▶ [AIM]:
Extract the full listing below without altering a single character.

* * * * * * * * *

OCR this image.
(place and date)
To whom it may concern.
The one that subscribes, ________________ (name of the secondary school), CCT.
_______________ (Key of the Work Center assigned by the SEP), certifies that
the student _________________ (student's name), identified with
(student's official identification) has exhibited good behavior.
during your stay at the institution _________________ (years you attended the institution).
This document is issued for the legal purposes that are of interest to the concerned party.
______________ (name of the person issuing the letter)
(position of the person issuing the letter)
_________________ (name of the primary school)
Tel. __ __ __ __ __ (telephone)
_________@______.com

* * * * * * * * *

▶ [THE RESULT]:
OCR this image.
(place and date)
To whom it may concern.
The one that subscribes, ________________ (name of the secondary school), CCT.
_______________ (Key of the Work Center assigned by the SEP), certifies that
the student _________________ (student's name), identified with
(student's official identification) has exhibited good behavior.
during your stay at the institution _________________ (years you attended the institution).
This document is issued for the legal purposes that are of interest to the concerned party.
______________ (name of the person issuing the letter)
(position of the person issuing the letter)
_________________ (name of the primary school)
Tel. __ __ __ __ __ (telephone)
_________@______.com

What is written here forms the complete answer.